Deixemos o cinema para outro momento, assim como a literatura e paz, quesito em que neste ano o caiapó Raoni Metuktire aparece, segundo se lê, como forte candidato. Sobram-lhe méritos para o prêmio.

A importância de um Nobel para o Brasil foi destacada recentemente pelo jornalista científico Marcelo Leite. Ao final do texto, o articulista coloca-se da seguinte forma: “Se pudesse conceder a medalha a um brasileiro, escolheria entre essas pessoas que, agora, enfrentam a mãe de todas as crises de verbas e consideração produzidas no Planalto. Elas, sim, merecem a fama de heroínas e heróis, não quem dispara fuzis na rua cheia de gente em favelas e periferias”.

Não é fácil fazer pesquisa no Brasil. A crônica escassez de recursos se combina com sua descontinuidade, somando-se aos entraves burocráticos de importação de materiais e reagentes, às longas discussões em comitês diversos, à busca de horas de trabalho universitário para dedicação à ciência, à exigência de participação no atletismo acadêmico regido pelos rankings de periódicos, entre tantas outras dificuldades. É triste admitir, mas é necessário heroísmo para enfrentar a labuta da produção de conhecimento no Brasil.

Há pouco mais de três anos, a neurocientista Suzana Herculano-Houzel publicou um longo artigo na Revista Piauí descrevendo o estado de coisas que a fizera decidir deixar seu emprego na Universidade Federal do Rio de Janeiro e tomar o rumo dos Estados Unidos da América, onde passaria a atuar na Vanderbilt University, no estado do Tennessee. Com fortes afirmações e com alguma incorreta generalização, o texto é, no entanto, revelador de muitos dos mal-estares que são enfrentados pelos que investem boa parte de suas energias na ciência. Corajosa, Herculano-Houzel, que também se destaca na divulgação científica, coloca o dedo na ferida do corporativismo e do modus operandi universitário, mas sem deixar de valorizar o empenho e a competência de muitos colegas e grupos. Fico pensando o quanto nós, protegidos pelos muros da institucionalidade acadêmica, de fato valorizamos a ciência e, mais que isso, operamos com ela no espírito público que seria necessário.

__TAREFAS PROPOSTAS__:
a - No texto sobre a pesquisa científica no Brasil, para qual universidade Suzana Herculano-Houzel se transferiu ao deixar a Universidade Federal do Rio de Janeiro?
b - Retome o texto sobre a pesquisa científica no Brasil e dê continuidade a ele a partir da última frase.

__ITENS__:
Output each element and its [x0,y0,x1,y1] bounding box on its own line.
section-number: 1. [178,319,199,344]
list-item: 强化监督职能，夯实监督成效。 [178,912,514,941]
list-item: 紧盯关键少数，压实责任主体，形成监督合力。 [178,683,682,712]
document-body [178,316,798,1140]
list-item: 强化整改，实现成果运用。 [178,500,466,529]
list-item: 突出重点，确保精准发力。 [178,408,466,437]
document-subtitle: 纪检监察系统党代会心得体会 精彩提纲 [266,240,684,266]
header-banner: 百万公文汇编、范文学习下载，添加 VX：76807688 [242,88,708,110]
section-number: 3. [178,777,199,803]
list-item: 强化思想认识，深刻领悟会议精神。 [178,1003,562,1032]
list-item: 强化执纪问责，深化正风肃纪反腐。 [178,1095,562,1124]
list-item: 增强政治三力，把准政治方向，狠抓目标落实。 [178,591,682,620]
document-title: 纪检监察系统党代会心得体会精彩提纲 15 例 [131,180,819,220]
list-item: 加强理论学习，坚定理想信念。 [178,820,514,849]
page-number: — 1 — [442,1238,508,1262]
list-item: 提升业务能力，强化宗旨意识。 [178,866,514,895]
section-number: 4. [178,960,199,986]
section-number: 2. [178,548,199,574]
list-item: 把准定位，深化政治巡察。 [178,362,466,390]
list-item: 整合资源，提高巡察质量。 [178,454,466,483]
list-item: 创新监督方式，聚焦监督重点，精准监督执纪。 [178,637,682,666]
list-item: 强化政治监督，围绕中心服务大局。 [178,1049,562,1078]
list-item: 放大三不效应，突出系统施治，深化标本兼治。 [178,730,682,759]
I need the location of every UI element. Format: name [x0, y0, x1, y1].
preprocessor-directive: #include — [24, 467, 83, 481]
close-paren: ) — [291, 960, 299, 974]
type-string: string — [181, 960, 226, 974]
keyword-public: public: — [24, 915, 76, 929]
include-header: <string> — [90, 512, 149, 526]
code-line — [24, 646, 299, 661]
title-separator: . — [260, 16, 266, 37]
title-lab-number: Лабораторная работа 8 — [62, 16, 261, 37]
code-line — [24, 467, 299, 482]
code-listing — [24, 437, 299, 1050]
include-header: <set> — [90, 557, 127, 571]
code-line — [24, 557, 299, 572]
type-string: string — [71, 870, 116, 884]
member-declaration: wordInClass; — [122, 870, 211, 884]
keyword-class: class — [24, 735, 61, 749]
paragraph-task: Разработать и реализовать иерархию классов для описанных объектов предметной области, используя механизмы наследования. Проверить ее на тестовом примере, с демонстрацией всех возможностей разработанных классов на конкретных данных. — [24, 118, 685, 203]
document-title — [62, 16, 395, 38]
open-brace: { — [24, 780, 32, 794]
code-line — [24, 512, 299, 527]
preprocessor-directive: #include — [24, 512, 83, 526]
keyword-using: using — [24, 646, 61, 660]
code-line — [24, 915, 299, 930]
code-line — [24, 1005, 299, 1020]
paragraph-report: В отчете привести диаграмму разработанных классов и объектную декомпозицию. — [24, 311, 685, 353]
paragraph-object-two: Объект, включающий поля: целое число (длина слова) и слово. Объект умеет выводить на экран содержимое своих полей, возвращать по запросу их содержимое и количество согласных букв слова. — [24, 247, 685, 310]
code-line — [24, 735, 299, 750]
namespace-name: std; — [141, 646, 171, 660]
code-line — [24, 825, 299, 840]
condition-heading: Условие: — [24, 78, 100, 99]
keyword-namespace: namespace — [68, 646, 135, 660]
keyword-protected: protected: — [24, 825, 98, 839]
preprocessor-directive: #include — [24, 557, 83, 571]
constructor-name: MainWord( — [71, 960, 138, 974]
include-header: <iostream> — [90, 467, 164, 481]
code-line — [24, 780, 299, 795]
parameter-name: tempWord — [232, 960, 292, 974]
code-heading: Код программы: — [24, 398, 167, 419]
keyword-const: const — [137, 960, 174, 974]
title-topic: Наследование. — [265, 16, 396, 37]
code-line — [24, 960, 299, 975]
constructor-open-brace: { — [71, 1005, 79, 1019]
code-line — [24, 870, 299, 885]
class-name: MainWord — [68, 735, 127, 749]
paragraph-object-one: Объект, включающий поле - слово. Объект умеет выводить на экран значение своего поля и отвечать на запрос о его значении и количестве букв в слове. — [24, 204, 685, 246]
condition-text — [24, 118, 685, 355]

__RESPOSTAS__:
a - Para a Vanderbilt University, no estado do Tennessee.

b -
O desprezo anti-iluminista demonstrado nas desastradas manifestações de nosso mandatário maior encontra eco em parte da sociedade brasileira que, em boa medida, não considera a ciência e a Universidade como bens de todos. Há nesse processo um irônico e triste momento revelador, já que, de fato, o pensamento científico goza de pouco prestígio (às vezes até entre os universitários) e nossa educação básica não tem conseguido reverter esse quadro. Além do mais, a Universidade é uma estrutura muito enclausurada, que se relaciona com a sociedade prioritariamente por meio da forma mercadoria, em associação a ele. Pudera, afinal o neoliberalismo é uma forma capitalística de civilização tão dura, que sociedade e mercado se confundem – ou, dito talvez com mais precisão, a primeira se dilui no segundo. A coisa se mostra em sua crueza exemplar ao adotarmos como identificação mais importante o CPF, Cadastro de Pessoa Física, documento criado com fins de demarcar o consumidor – Pensando bem, por que não, se ser sujeito nesta sociedade é ser consumidor?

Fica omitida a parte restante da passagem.